--- Your instructions ---
Make an exact copy of the entries below with the pictures removed.

--- Provided material ---
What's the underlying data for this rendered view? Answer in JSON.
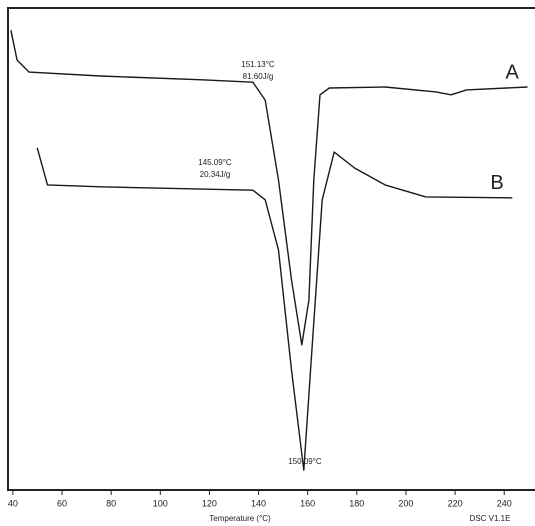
{
  "chart_data": {
    "type": "line",
    "xlabel": "Temperature (°C)",
    "footer": "DSC V1.1E",
    "xlim": [
      38,
      254
    ],
    "ylim": [
      0,
      100
    ],
    "xticks": [
      40,
      60,
      80,
      100,
      120,
      140,
      160,
      180,
      200,
      220,
      240
    ],
    "annotations": [
      "151.13°C",
      "81.60J/g",
      "145.09°C",
      "20.34J/g",
      "150.09°C"
    ],
    "series": [
      {
        "name": "A",
        "color": "#1a1a1a",
        "x": [
          39.2,
          41.7,
          46.6,
          75.6,
          117,
          137.7,
          142.7,
          148.1,
          153.4,
          157.6,
          160.5,
          162.5,
          165,
          168.8,
          191.5,
          212.2,
          218.4,
          224.6,
          249.5
        ],
        "values": [
          95.4,
          89.2,
          86.7,
          85.9,
          85.1,
          84.6,
          80.9,
          64.3,
          43.6,
          30.1,
          39.4,
          64.3,
          82.0,
          83.4,
          83.6,
          82.6,
          82.0,
          83.0,
          83.6
        ]
      },
      {
        "name": "B",
        "color": "#1a1a1a",
        "x": [
          49.9,
          54.1,
          75.6,
          137.7,
          142.7,
          148.1,
          153.4,
          158.4,
          161.7,
          165.9,
          170.8,
          179.1,
          191.5,
          208.1,
          243.3
        ],
        "values": [
          71.0,
          63.3,
          62.9,
          62.2,
          60.2,
          49.8,
          24.9,
          4.1,
          29.0,
          60.2,
          70.1,
          66.8,
          63.3,
          60.8,
          60.6
        ]
      }
    ]
  }
}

--- Worked solution ---
What's the underlying data for this rendered view? Answer in JSON.
{
  "chart_data": {
    "type": "line",
    "xlabel": "Temperature (°C)",
    "footer": "DSC V1.1E",
    "xlim": [
      38,
      254
    ],
    "ylim": [
      0,
      100
    ],
    "xticks": [
      40,
      60,
      80,
      100,
      120,
      140,
      160,
      180,
      200,
      220,
      240
    ],
    "annotations": [
      "151.13°C",
      "81.60J/g",
      "145.09°C",
      "20.34J/g",
      "150.09°C"
    ],
    "series": [
      {
        "name": "A",
        "color": "#1a1a1a",
        "x": [
          39.2,
          41.7,
          46.6,
          75.6,
          117,
          137.7,
          142.7,
          148.1,
          153.4,
          157.6,
          160.5,
          162.5,
          165,
          168.8,
          191.5,
          212.2,
          218.4,
          224.6,
          249.5
        ],
        "values": [
          95.4,
          89.2,
          86.7,
          85.9,
          85.1,
          84.6,
          80.9,
          64.3,
          43.6,
          30.1,
          39.4,
          64.3,
          82.0,
          83.4,
          83.6,
          82.6,
          82.0,
          83.0,
          83.6
        ]
      },
      {
        "name": "B",
        "color": "#1a1a1a",
        "x": [
          49.9,
          54.1,
          75.6,
          137.7,
          142.7,
          148.1,
          153.4,
          158.4,
          161.7,
          165.9,
          170.8,
          179.1,
          191.5,
          208.1,
          243.3
        ],
        "values": [
          71.0,
          63.3,
          62.9,
          62.2,
          60.2,
          49.8,
          24.9,
          4.1,
          29.0,
          60.2,
          70.1,
          66.8,
          63.3,
          60.8,
          60.6
        ]
      }
    ]
  }
}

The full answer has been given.